ЗАДАНИЕ 1
Выведи без изменений строки записей с самого начала и до строки с «dot (442, 190, 450, 198)», обе границы включительно.

Он принимал участие и деятельно сотрудничал в большинстве сборников и других изданий, предпринимавшихся в то время обществами «вольных русских каменщиков». Свои мистически-гуманные масонские идеи Глинка пропагандировал в своих «Песнях». Между прочим, по некоторым догадкам именно ему приписывается составление известного масонского «Гимна Торжествующих». Значительная часть стихотворений, посвященных масонству, была издана им отдельной книжкой под общим заглавием «Единому от всех». С 1819 по 1825 г. он избирался председателем Вольного общества любителей российской словесности, куда вступил еще в 1816 г. Здесь поэт возглавлял «левое» крыло, поэтому было закономерно его участие в работе кружка Н. Всеволжского «Зеленая лампа». Глинка энергично взялся за учреждение училищ «по методе взаимного обучения»; писал книги для народа («Подарок русскому солдату», 1818; «Лука да Марья», 1818); разрабатывал планы литографирования за границей агитационных материалов; занимался благотворительной деятельностью — помогал заключенным, организовал выкуп крепостного поэта И. Сибирякова (хотя имение Глинки в 1812 г. было разорено и он жил одним жалованьем). Деятельность поэта была поистине подвижнической: став с марта 1819 г. чиновником по особым поручениям при Милорадовиче (в то время Петербургском Генерал-губернаторе), он добивался пересмотра приговоров, возвращал с этапа невинно осужденных, помогал высылаемому из Петербурга Пушкину, существенно облегчив его участь (1820), о чем впоследствии рассказал в письме к П.И. Бартеневу. В сентябре 1820 года Глинка публикует стихотворное приветствие ссыльному А.С. Пушкину.Тогда, почти вслед за его отъездом из С.-Петербурга Ф. Н. поместил в 38-й книге «Сына Отечества» за 1820 год свое послание к опальному поэту, кончавшееся следующим бодрым четверостишием:
«Судьбы и времени седого
Не бойся, молодой певец!

ИСХОДНЫЕ ДАННЫЕ

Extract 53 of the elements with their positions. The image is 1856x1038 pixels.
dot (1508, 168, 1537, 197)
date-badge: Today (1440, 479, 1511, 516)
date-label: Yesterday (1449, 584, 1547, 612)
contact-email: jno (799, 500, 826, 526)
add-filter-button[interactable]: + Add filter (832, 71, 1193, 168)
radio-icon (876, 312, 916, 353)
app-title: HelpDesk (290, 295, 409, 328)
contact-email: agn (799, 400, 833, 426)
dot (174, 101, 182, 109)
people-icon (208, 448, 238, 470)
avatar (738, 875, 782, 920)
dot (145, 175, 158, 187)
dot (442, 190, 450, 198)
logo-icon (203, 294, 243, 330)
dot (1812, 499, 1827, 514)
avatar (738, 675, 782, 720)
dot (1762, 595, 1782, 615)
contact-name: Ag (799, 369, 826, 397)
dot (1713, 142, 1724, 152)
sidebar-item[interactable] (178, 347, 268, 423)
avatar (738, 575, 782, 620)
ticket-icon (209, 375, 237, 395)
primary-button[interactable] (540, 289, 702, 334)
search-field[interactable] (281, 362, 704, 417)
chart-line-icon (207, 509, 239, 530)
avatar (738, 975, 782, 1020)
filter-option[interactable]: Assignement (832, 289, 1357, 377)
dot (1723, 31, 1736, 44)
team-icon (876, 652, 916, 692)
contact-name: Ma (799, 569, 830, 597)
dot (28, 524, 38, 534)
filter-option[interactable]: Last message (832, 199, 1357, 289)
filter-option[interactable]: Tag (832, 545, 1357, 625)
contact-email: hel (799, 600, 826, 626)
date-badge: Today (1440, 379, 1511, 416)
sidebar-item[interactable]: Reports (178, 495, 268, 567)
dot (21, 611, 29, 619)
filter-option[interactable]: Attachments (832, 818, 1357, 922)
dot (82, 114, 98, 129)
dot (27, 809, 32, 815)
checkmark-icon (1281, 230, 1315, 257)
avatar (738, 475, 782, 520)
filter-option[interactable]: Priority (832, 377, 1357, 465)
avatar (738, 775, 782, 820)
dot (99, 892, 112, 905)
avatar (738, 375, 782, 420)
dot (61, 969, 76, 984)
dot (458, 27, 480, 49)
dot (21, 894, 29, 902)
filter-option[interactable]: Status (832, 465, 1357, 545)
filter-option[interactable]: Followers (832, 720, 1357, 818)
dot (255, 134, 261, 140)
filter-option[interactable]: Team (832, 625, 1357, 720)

ЗАДАНИЕ 2
Почему, согласно тексту о Глинке, его участие в работе кружка «Зеленая лампа» было закономерным? Объясни в одном–трех предложениях.

ОТВЕТ 1
Extract 53 of the elements with their positions. The image is 1856x1038 pixels.
dot (1508, 168, 1537, 197)
date-badge: Today (1440, 479, 1511, 516)
date-label: Yesterday (1449, 584, 1547, 612)
contact-email: jno (799, 500, 826, 526)
add-filter-button[interactable]: + Add filter (832, 71, 1193, 168)
radio-icon (876, 312, 916, 353)
app-title: HelpDesk (290, 295, 409, 328)
contact-email: agn (799, 400, 833, 426)
dot (174, 101, 182, 109)
people-icon (208, 448, 238, 470)
avatar (738, 875, 782, 920)
dot (145, 175, 158, 187)
dot (442, 190, 450, 198)

ОТВЕТ 2
В Вольном обществе любителей российской словесности Глинка возглавлял «левое» крыло. Поэтому его участие в работе кружка Н. Всеволжского «Зеленая лампа» было закономерным.